* **Dataset entries**
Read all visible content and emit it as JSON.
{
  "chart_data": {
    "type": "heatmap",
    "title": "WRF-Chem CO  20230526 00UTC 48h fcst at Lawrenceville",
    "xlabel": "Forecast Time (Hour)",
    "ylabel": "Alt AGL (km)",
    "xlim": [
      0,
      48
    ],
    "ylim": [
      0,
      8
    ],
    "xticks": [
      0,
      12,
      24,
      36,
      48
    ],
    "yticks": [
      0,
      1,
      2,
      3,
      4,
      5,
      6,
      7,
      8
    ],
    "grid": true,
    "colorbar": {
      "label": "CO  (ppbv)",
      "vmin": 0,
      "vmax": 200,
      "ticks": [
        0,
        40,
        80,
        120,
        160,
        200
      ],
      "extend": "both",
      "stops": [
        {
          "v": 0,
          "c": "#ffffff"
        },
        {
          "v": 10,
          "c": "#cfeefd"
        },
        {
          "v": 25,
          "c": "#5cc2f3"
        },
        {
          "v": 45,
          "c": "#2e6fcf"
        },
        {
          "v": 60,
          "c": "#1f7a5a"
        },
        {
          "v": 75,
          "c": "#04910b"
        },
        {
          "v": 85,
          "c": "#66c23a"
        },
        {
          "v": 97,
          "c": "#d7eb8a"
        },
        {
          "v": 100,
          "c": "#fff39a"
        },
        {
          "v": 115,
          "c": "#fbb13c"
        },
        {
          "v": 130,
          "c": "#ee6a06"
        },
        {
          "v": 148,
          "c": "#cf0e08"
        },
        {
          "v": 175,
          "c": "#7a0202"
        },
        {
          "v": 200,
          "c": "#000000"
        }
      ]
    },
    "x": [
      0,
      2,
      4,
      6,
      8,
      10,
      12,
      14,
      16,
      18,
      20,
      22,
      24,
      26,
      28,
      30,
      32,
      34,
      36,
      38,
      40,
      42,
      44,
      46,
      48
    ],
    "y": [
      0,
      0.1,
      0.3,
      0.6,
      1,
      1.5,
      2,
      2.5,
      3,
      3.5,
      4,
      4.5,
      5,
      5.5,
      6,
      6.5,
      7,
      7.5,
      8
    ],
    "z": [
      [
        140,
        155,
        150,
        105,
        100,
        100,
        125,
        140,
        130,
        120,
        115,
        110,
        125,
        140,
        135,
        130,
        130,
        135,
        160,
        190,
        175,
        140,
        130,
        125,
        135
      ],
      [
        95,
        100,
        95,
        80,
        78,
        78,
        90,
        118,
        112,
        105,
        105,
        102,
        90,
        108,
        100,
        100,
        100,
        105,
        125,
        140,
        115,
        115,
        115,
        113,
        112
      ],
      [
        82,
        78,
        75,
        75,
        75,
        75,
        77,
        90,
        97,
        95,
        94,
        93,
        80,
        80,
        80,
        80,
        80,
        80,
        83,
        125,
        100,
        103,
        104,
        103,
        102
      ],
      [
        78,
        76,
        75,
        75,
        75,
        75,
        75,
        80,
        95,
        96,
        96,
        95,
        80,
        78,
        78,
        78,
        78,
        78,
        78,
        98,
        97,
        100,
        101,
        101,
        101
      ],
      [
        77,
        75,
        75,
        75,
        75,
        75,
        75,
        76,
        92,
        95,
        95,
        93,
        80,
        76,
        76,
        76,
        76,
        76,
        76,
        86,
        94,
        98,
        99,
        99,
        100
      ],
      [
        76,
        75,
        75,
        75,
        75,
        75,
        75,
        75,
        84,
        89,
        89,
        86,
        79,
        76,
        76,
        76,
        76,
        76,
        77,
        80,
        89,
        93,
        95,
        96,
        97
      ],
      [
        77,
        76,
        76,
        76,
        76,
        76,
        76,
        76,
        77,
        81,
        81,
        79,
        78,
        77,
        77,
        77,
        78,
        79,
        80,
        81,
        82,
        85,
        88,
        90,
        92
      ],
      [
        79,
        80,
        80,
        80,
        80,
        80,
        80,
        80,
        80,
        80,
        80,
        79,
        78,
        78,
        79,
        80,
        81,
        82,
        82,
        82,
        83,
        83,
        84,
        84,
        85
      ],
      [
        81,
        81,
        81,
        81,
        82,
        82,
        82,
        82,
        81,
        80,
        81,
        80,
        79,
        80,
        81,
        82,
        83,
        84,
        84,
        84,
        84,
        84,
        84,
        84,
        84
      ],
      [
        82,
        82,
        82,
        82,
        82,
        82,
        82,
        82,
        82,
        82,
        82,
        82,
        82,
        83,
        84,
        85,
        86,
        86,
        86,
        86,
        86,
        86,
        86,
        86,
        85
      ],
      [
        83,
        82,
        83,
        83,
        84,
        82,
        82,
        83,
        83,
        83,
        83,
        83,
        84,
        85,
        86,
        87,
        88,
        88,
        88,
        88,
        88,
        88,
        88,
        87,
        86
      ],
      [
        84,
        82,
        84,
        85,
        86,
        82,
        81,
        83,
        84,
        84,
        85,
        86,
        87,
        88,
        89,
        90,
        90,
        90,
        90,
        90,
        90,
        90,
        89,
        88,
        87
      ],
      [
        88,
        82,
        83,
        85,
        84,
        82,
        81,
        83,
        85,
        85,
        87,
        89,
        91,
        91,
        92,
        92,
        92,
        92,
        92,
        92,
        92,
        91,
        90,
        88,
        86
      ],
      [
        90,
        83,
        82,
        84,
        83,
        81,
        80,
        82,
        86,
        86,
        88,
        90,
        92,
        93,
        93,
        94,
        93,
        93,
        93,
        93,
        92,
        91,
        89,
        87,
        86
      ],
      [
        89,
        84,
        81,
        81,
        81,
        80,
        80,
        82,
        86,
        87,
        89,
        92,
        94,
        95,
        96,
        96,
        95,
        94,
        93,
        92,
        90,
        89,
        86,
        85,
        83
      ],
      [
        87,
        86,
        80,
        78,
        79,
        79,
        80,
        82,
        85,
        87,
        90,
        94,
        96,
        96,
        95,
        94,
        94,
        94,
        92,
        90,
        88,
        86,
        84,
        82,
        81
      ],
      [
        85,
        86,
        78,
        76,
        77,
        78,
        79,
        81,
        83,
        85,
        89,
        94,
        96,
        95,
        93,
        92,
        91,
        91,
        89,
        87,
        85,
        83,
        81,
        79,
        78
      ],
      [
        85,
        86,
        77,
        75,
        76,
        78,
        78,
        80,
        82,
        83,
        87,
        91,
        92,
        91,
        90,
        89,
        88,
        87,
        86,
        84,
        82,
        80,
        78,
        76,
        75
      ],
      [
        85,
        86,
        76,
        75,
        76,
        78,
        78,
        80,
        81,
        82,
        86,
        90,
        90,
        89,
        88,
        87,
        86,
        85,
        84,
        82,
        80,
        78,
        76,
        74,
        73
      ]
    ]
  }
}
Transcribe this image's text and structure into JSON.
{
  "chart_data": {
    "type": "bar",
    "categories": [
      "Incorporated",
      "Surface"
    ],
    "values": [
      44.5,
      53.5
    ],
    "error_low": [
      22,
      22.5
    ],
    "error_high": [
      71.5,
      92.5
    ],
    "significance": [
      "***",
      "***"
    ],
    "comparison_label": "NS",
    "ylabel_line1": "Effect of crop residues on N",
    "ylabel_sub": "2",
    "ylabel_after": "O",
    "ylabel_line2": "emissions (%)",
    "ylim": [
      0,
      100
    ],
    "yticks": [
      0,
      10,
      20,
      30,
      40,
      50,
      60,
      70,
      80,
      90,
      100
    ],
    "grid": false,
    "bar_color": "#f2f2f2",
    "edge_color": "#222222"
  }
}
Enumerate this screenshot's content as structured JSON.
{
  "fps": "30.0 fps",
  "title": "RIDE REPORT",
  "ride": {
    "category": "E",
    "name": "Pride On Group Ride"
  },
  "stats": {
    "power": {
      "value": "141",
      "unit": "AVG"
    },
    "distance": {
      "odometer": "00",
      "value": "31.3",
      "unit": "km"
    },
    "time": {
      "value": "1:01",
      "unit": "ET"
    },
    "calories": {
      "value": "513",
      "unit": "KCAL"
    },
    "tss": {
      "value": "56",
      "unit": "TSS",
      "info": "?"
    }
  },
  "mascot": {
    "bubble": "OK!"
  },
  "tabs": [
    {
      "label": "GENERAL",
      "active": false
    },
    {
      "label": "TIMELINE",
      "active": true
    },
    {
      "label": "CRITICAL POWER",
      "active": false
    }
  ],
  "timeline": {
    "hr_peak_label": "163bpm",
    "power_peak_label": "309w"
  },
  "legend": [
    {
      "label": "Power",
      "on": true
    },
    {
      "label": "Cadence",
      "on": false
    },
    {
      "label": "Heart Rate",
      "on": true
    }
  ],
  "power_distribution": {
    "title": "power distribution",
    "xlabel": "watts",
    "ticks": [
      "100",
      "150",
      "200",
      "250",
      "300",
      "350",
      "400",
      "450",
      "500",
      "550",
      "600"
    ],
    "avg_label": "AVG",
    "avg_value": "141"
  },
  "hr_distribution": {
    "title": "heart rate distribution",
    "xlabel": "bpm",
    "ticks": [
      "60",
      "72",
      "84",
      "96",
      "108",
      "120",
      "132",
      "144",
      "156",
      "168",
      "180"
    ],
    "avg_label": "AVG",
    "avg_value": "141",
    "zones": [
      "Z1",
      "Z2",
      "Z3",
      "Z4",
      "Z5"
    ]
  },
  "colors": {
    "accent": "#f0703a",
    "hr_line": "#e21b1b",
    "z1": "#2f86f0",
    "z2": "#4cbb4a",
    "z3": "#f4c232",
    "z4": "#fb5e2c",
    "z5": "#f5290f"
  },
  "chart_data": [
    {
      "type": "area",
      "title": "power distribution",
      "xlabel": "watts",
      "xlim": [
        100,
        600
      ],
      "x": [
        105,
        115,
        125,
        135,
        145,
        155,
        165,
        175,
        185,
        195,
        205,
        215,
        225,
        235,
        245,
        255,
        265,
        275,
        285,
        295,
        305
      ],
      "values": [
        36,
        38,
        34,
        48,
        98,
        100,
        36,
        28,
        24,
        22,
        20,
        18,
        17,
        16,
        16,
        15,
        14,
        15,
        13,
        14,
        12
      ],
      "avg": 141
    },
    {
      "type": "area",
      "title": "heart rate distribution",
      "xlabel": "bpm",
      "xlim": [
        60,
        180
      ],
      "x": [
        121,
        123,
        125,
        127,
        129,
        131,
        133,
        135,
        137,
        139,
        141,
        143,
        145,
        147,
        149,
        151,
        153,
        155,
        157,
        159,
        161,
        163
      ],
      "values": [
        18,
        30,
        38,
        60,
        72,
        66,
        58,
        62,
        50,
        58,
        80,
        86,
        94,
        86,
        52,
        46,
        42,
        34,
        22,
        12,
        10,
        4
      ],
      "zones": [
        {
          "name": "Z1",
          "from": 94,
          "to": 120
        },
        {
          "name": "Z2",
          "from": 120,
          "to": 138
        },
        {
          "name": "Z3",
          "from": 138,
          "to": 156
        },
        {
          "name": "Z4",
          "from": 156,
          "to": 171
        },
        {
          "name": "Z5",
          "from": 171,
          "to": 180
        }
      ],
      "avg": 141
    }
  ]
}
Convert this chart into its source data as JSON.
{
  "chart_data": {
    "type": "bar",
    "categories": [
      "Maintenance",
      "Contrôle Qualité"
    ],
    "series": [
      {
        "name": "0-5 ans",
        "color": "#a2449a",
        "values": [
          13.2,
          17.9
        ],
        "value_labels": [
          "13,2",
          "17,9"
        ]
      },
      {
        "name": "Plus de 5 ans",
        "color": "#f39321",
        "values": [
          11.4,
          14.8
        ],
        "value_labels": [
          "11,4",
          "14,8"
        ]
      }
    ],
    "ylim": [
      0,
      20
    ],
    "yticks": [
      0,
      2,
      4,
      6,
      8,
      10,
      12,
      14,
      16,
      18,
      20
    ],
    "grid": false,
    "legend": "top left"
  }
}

* **Exercise**
Write out only what runs from the line holding "Convert this chart" through the last line of the records, exactly as shown.

* **Answer in full**
Convert this chart into its source data as JSON.
{
  "chart_data": {
    "type": "bar",
    "categories": [
      "Maintenance",
      "Contrôle Qualité"
    ],
    "series": [
      {
        "name": "0-5 ans",
        "color": "#a2449a",
        "values": [
          13.2,
          17.9
        ],
        "value_labels": [
          "13,2",
          "17,9"
        ]
      },
      {
        "name": "Plus de 5 ans",
        "color": "#f39321",
        "values": [
          11.4,
          14.8
        ],
        "value_labels": [
          "11,4",
          "14,8"
        ]
      }
    ],
    "ylim": [
      0,
      20
    ],
    "yticks": [
      0,
      2,
      4,
      6,
      8,
      10,
      12,
      14,
      16,
      18,
      20
    ],
    "grid": false,
    "legend": "top left"
  }
}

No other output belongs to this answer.